Proporcionalmente, o Nordeste foi a região mais atingida pelo cortes das bolsas. Mas a prova de que a questão não é apenas ideológica é que o governo federal repassou 33% a menos no orçamento para creches e pré-escolas em 2019. Mesmo com a pior avaliação entre os ministros do governo, Weintraub se vangloria de ter costas quentes com a família presidencial, o que lhe autoriza a continuar cometendo barbaridades, como abrir procedimento disciplinar administrativo contra trinta professores da Universidade Federal Fluminense, por terem votado no Conselho Universitário pelo aumento nos vencimentos de funcionários aposentados, há 12 anos. Entidades que representam servidores públicos federais anunciam uma greve para o dia 18 de março. Resta saber se o vigor da greve dos petroleiros dará algum impulso aos trabalhadores da Educação.
6. A obsessão pela Amazônia. Desde que o governo levou um puxão de orelha nos bastidores do Fórum Econômico em Davos, o ministro Ricardo Salles saiu do radar. O que não significa que tenha recuado nos seus planos de transformar a Amazônia numa grande área de soja e mineração. Apenas passou a ser mais discreto. Na edição passada, comentamos sobre a reformulação do Conselho da Amazônia, agora sob tutela do general Mourão, e que apesar de um estatuto insípido, herda atribuições que estavam no Ministério do Meio Ambiente. Mourão, aliás, conta com a ajuda de Sérgio Moro para esvaziar outras pastas e atribuições do MAM, em especial o poder de fiscalização do IBAMA e do ICMBio.

Dados fornecidos:
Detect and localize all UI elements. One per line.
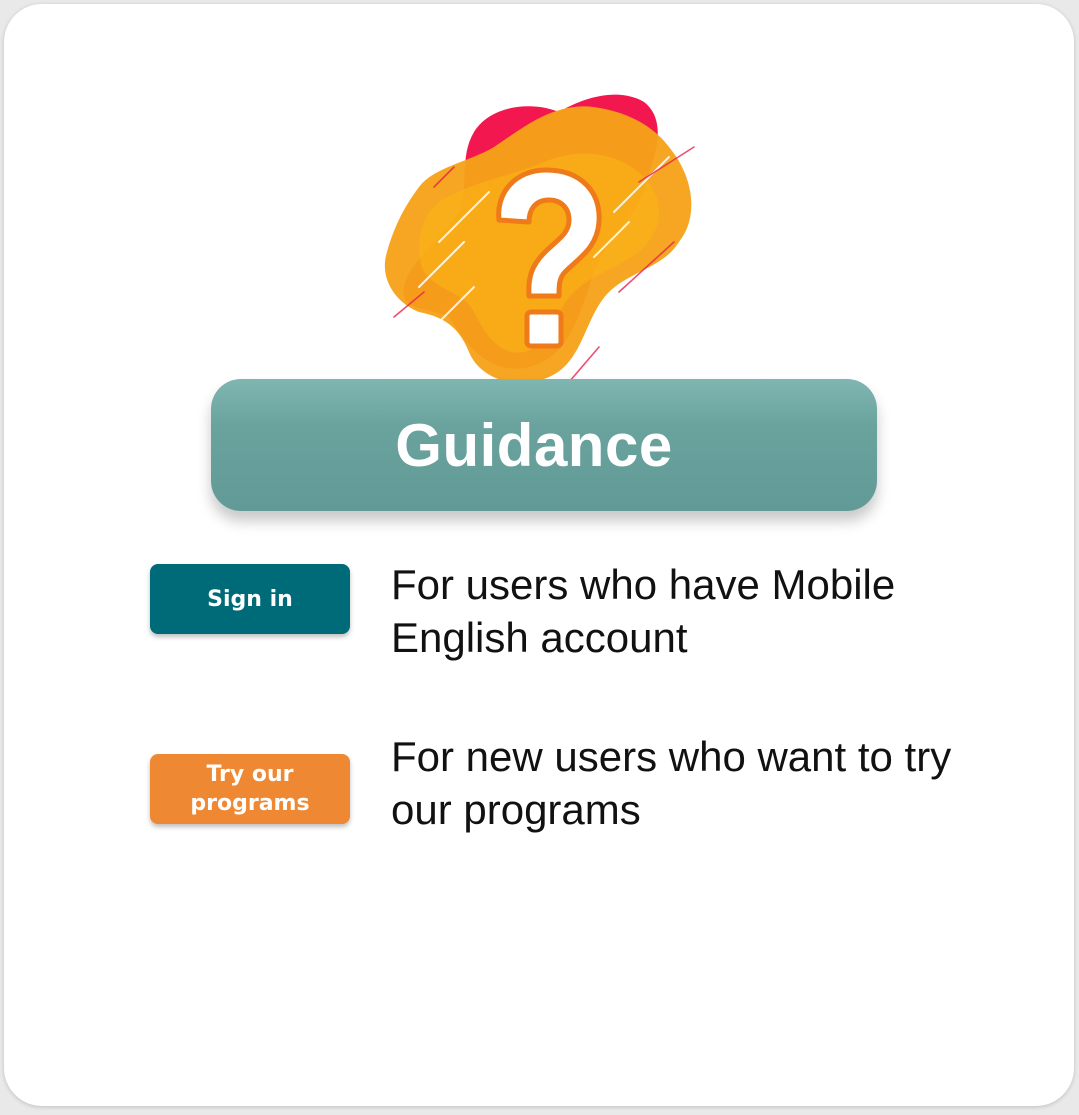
guidance-title-banner: Guidance [211,379,877,511]
sign-in-description: For users who have Mobile English accoun… [391,561,896,661]
try-our-programs-button[interactable]: Try our programs [150,754,350,824]
try-button-label: Try our programs [190,762,310,816]
page-title: Guidance [395,411,673,479]
guidance-card: Guidance Sign in For users who have Mobi… [4,4,1074,1106]
try-programs-description: For new users who want to try our progra… [391,733,952,833]
sign-in-button[interactable]: Sign in [150,564,350,634]
question-mark-icon [384,94,695,383]
question-mark-illustration [379,92,709,392]
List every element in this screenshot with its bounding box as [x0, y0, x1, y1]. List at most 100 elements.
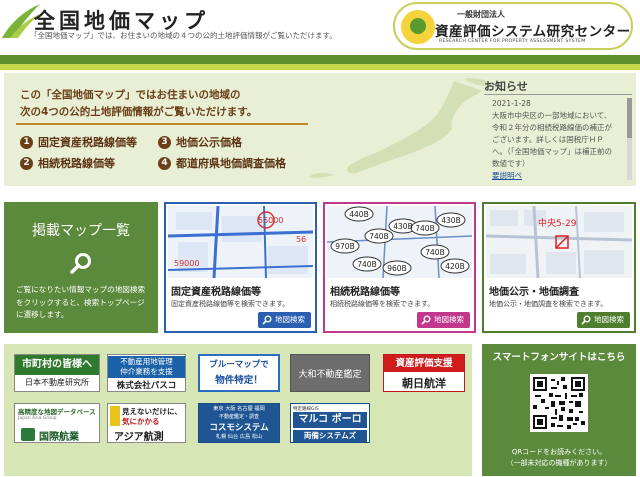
map-search-button[interactable]: 地図検索: [417, 312, 470, 328]
map-search-button[interactable]: 地図検索: [577, 312, 630, 328]
banner-cities-top: 東京 大阪 名古屋 福岡: [213, 406, 265, 412]
header-divider-accent: [0, 64, 640, 70]
organization-name: 資産評価システム研究センター: [435, 24, 631, 40]
map-list-description: ご覧になりたい情報マップの地図検索をクリックすると、検索トップページに遷移します…: [16, 285, 146, 319]
banner-company: 大和不動産鑑定: [298, 370, 362, 380]
map-thumbnail-image: 440B 430B 740B 970B 740B 430B 740B 960B …: [327, 206, 472, 278]
hero-item-2: 2 相続税路線価等: [20, 155, 115, 171]
qr-instructions-line1: QRコードをお読みください。: [511, 448, 607, 456]
organization-type: 一般財団法人: [457, 10, 505, 19]
banner-company: 日本不動産研究所: [25, 378, 89, 387]
banner-tagline-line2: 仲介業務を支援: [120, 367, 173, 376]
banner-headline: 物件特定！: [215, 375, 263, 386]
asia-logo-icon: [110, 406, 120, 426]
banner-kokusai-kogyo[interactable]: 高精度な地図データベース Japan Asia Group 国際航業: [14, 403, 100, 443]
banner-title: 市町村の皆様へ: [15, 355, 99, 375]
map-label: 430B: [441, 216, 460, 225]
qr-code: [530, 374, 588, 432]
card-fixed-asset-tax[interactable]: 55000 56 59000 固定資産税路線価等 固定資産税路線価等を検索できま…: [164, 202, 317, 333]
banner-tagline: 資産評価支援: [384, 355, 464, 372]
banner-cosmo-system[interactable]: 東京 大阪 名古屋 福岡 不動産鑑定・調査 コスモシステム 札幌 仙台 広島 松…: [198, 403, 280, 443]
map-search-button[interactable]: 地図検索: [258, 312, 311, 328]
map-label: 59000: [174, 259, 199, 268]
banner-tagline: ブルーマップで: [209, 360, 269, 370]
card-description: 地価公示・地価調査を検索できます。: [489, 300, 608, 308]
map-search-button-label: 地図検索: [275, 315, 305, 324]
map-thumbnail[interactable]: 440B 430B 740B 970B 740B 430B 740B 960B …: [327, 206, 472, 278]
map-label: 740B: [425, 248, 444, 257]
search-icon: [262, 315, 272, 325]
banner-tagline-line2: 気にかかる: [122, 417, 160, 426]
map-label: 56: [296, 235, 306, 244]
map-label: 420B: [445, 262, 464, 271]
map-label: 430B: [393, 222, 412, 231]
map-search-button-label: 地図検索: [434, 315, 464, 324]
japan-map-illustration: [308, 78, 492, 178]
qr-code-icon: [533, 377, 585, 429]
search-icon: [581, 315, 591, 325]
banner-asia-air-survey[interactable]: 見えないだけに、 気にかかる アジア航測: [107, 403, 186, 443]
map-list-title: 掲載マップ一覧: [32, 223, 130, 239]
banner-tagline: 不動産鑑定・調査: [218, 414, 259, 420]
banner-tagline: 不動産用地管理 仲介業務を支援: [108, 356, 185, 378]
map-thumbnail-image: 中央5-29: [486, 206, 632, 278]
banner-company: アジア航測: [114, 432, 164, 443]
map-label: 440B: [349, 210, 368, 219]
hero-item-label: 地価公示価格: [176, 136, 242, 149]
map-label: 740B: [415, 224, 434, 233]
header-divider: [0, 55, 640, 64]
page: { "header": { "title": "全国地価マップ", "subti…: [0, 0, 640, 477]
news-scrollbar[interactable]: [627, 98, 632, 180]
card-land-price[interactable]: 中央5-29 地価公示・地価調査 地価公示・地価調査を検索できます。 地図検索: [482, 202, 636, 333]
card-title: 相続税路線価等: [330, 287, 400, 298]
number-badge: 2: [20, 156, 33, 170]
hero-item-3: 3 地価公示価格: [158, 134, 242, 150]
map-thumbnail[interactable]: 55000 56 59000: [168, 206, 313, 278]
organization-logo[interactable]: 一般財団法人 資産評価システム研究センター RESEARCH CENTER FO…: [393, 2, 633, 50]
banner-company: 朝日航洋: [402, 377, 446, 390]
kokusai-logo-icon: [21, 428, 35, 441]
banner-japan-real-estate-institute[interactable]: 市町村の皆様へ 日本不動産研究所: [14, 354, 100, 392]
map-label: 中央5-29: [538, 217, 577, 229]
card-description: 相続税路線価等を検索できます。: [330, 300, 435, 308]
news-body-text: 大阪市中央区の一部地域において、令和２年分の相続税路線価の補正がございます。詳し…: [492, 111, 612, 168]
hero-item-4: 4 都道府県地価調査価格: [158, 155, 286, 171]
news-divider: [484, 94, 632, 95]
search-icon: [421, 315, 431, 325]
news-panel: お知らせ 2021-1-28 大阪市中央区の一部地域において、令和２年分の相続税…: [484, 78, 632, 182]
map-thumbnail[interactable]: 中央5-29: [486, 206, 632, 278]
hero-item-label: 相続税路線価等: [38, 157, 115, 170]
banner-tagline: 高精度な地図データベース: [18, 408, 96, 416]
site-header: 全国地価マップ 「全国地価マップ」では、お住まいの地域の４つの公的土地評価情報が…: [0, 0, 640, 55]
news-body[interactable]: 大阪市中央区の一部地域において、令和２年分の相続税路線価の補正がございます。詳し…: [492, 110, 617, 180]
banner-company: 国際航業: [39, 432, 79, 443]
hero-item-label: 都道府県地価調査価格: [176, 157, 286, 170]
banner-pasco[interactable]: 不動産用地管理 仲介業務を支援 株式会社パスコ: [107, 354, 186, 392]
hero-lead-line1: この「全国地価マップ」ではお住まいの地域の: [20, 89, 241, 101]
banner-asahi-koyo[interactable]: 資産評価支援 朝日航洋: [383, 354, 465, 392]
banner-product: マルコ ポーロ: [293, 412, 367, 428]
page-subtitle: 「全国地価マップ」では、お住まいの地域の４つの公的土地評価情報がご覧いただけます…: [30, 31, 337, 40]
banner-tagline-line1: 不動産用地管理: [120, 357, 173, 366]
card-description: 固定資産税路線価等を検索できます。: [171, 300, 290, 308]
banner-ryobi-systems[interactable]: 特定路線GIS マルコ ポーロ 両備システムズ: [290, 403, 370, 443]
organization-english-name: RESEARCH CENTER FOR PROPERTY ASSESSMENT …: [439, 39, 586, 44]
number-badge: 4: [158, 156, 171, 170]
news-more-link[interactable]: 要説明ペ: [492, 170, 617, 180]
card-title: 地価公示・地価調査: [489, 287, 579, 298]
map-label: 970B: [335, 242, 354, 251]
map-list-panel: 掲載マップ一覧 ご覧になりたい情報マップの地図検索をクリックすると、検索トップペ…: [4, 202, 158, 333]
banner-company: コスモシステム: [209, 423, 269, 433]
smartphone-site-panel: スマートフォンサイトはこちら QRコードをお読みください。 （一部未対応の機種が…: [482, 344, 636, 476]
map-label: 960B: [387, 264, 406, 273]
number-badge: 3: [158, 135, 171, 149]
smartphone-site-title[interactable]: スマートフォンサイトはこちら: [482, 349, 636, 363]
qr-instructions-line2: （一部未対応の機種があります）: [506, 458, 612, 467]
banner-blue-map[interactable]: ブルーマップで 物件特定！: [198, 354, 280, 392]
search-icon: [70, 253, 91, 274]
card-inheritance-tax[interactable]: 440B 430B 740B 970B 740B 430B 740B 960B …: [323, 202, 476, 333]
map-label: 740B: [357, 260, 376, 269]
hero-item-label: 固定資産税路線価等: [38, 136, 137, 149]
banner-daiwa-appraisal[interactable]: 大和不動産鑑定: [290, 354, 370, 392]
card-title: 固定資産税路線価等: [171, 287, 261, 298]
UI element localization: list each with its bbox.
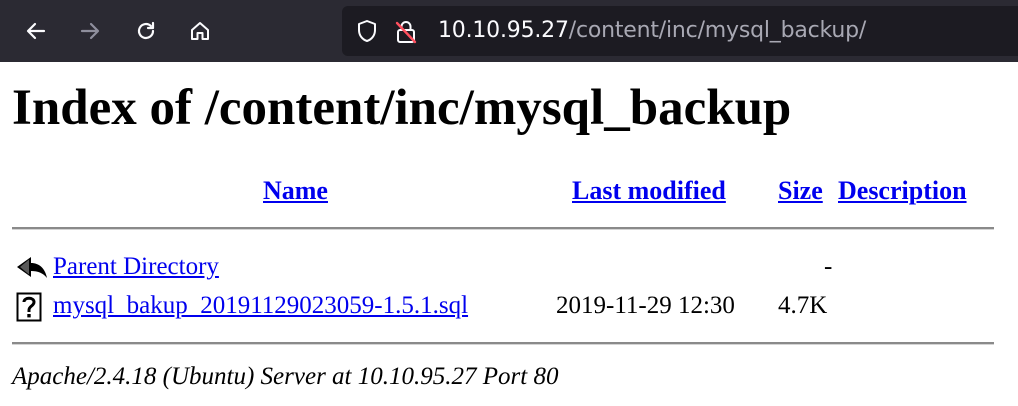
address-bar[interactable]: 10.10.95.27/content/inc/mysql_backup/: [342, 6, 1018, 56]
last-modified-value: 2019-11-29 12:30: [556, 292, 735, 319]
forward-arrow-icon: [80, 22, 100, 40]
page-content: Index of /content/inc/mysql_backup Name …: [0, 62, 1018, 406]
header-divider: [12, 227, 994, 230]
insecure-lock-icon: [395, 21, 417, 44]
url-path: /content/inc/mysql_backup/: [568, 18, 867, 43]
back-button[interactable]: [18, 12, 54, 50]
column-header-size[interactable]: Size: [778, 176, 823, 206]
reload-icon: [137, 21, 155, 40]
table-row: Parent Directory -: [0, 252, 1018, 282]
table-row: mysql_bakup_20191129023059-1.5.1.sql 201…: [0, 291, 1018, 322]
column-header-description[interactable]: Description: [838, 176, 967, 206]
home-icon: [191, 22, 209, 40]
browser-toolbar: 10.10.95.27/content/inc/mysql_backup/: [0, 0, 1018, 62]
shield-icon: [358, 20, 376, 42]
server-signature: Apache/2.4.18 (Ubuntu) Server at 10.10.9…: [12, 363, 559, 390]
back-arrow-icon: [26, 22, 46, 40]
reload-button[interactable]: [128, 12, 164, 50]
column-header-last-modified[interactable]: Last modified: [572, 176, 726, 206]
unknown-file-icon: [16, 292, 42, 330]
file-size: -: [824, 253, 833, 280]
file-size: 4.7K: [778, 292, 828, 319]
tracking-protection-button[interactable]: [356, 19, 378, 48]
url-host: 10.10.95.27: [438, 18, 569, 43]
column-header-name[interactable]: Name: [263, 176, 328, 206]
page-title: Index of /content/inc/mysql_backup: [12, 80, 792, 136]
back-icon: [15, 254, 49, 290]
site-info-button[interactable]: [394, 19, 418, 50]
footer-divider: [12, 342, 994, 345]
file-link[interactable]: mysql_bakup_20191129023059-1.5.1.sql: [53, 291, 468, 321]
forward-button[interactable]: [72, 12, 108, 50]
parent-directory-link[interactable]: Parent Directory: [53, 252, 219, 282]
url-text[interactable]: 10.10.95.27/content/inc/mysql_backup/: [438, 18, 866, 44]
home-button[interactable]: [182, 12, 218, 50]
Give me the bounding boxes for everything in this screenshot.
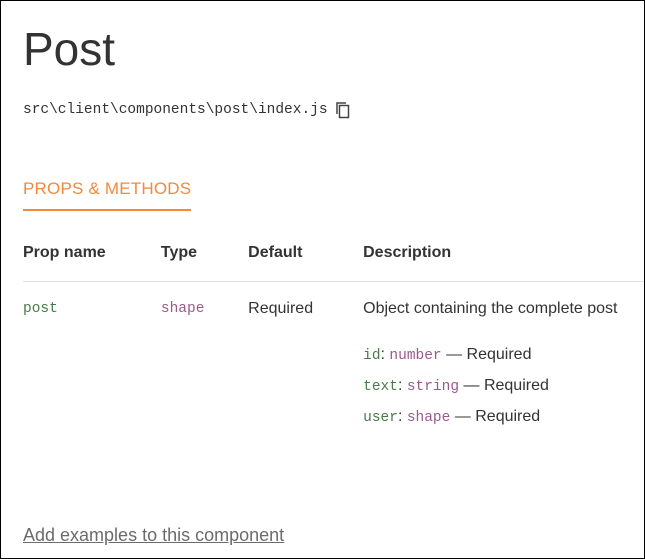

A fazer:
1. Liste todas as pessoas mencionadas pelo nome no trecho sobre educação e Amazônia.
2. Estenda o trecho sobre educação e Amazônia a partir do ponto em que ele termina.
As linhas são um material à parte, sem relação com o trecho.

Respostas esperadas:
1. Weintraub, Ricardo Salles, Mourão, Sérgio Moro

2.
O tema da fiscalização e do licenciamento ambiental é um daqueles que os liberais apoiam o governo sem piscar mandando às favas qualquer constrangimento com o mau comportamento de Bolsonaro. No caso, o projeto de Kim Kataguiri (DEM), em cima da proposta do governo, retira esta responsabilidade do ICMBio e permite que cada Estado defina como fazer o licenciamento ambiental, inclusive se quiser dispensar os estudos de impacto. Obviamente a redução da burocracia se dará na mesma velocidade da redução da floresta. A propósito, foi há pouco mais de um ano e deveria estar fresco na memória, mas foi o afrouxamento das leis ambientais que gerou a tragédia de Brumadinho (MG.
Como explica o antropólogo Eduardo Viveiros de Castro, a escalada bolsonarista tem como pano de fundo a aliança com os evangélicos, o grande capital e os militares, que defendem a ocupação da Amazônia e veem nos indígenas uma ameaça à soberania nacional.
7. Impeachment ou golpe! Chegamos ao final da semana com uma greve dos petroleiros de razoável impacto, críticas cada vez mais fortes sobre a ausência de resultados na economia, a reação até de setores conservadores contra os ataques à imprensa e um cadáver literalmente na gaveta. Agora, resta falar sobre os possíveis desdobramentos deste cenário.
Até jornais como o Estadão – aquele da “escolha muito difícil” entre Haddad e Bolsonaro – já acham que a quebra de decoro no ataque à jornalista já teria entornado (novamente) o caldo do impeachment. Antes que você comece a soltar confetes, cabe lembrar que estamos no governo civil mais militar de todos os tempos, com nove generais ocupando ministérios, três deles no Planalto. “Em nenhum governo anterior, os militares jogaram tão abertamente o peso da instituição sobre um mandato”, lembra Thomas Traumann.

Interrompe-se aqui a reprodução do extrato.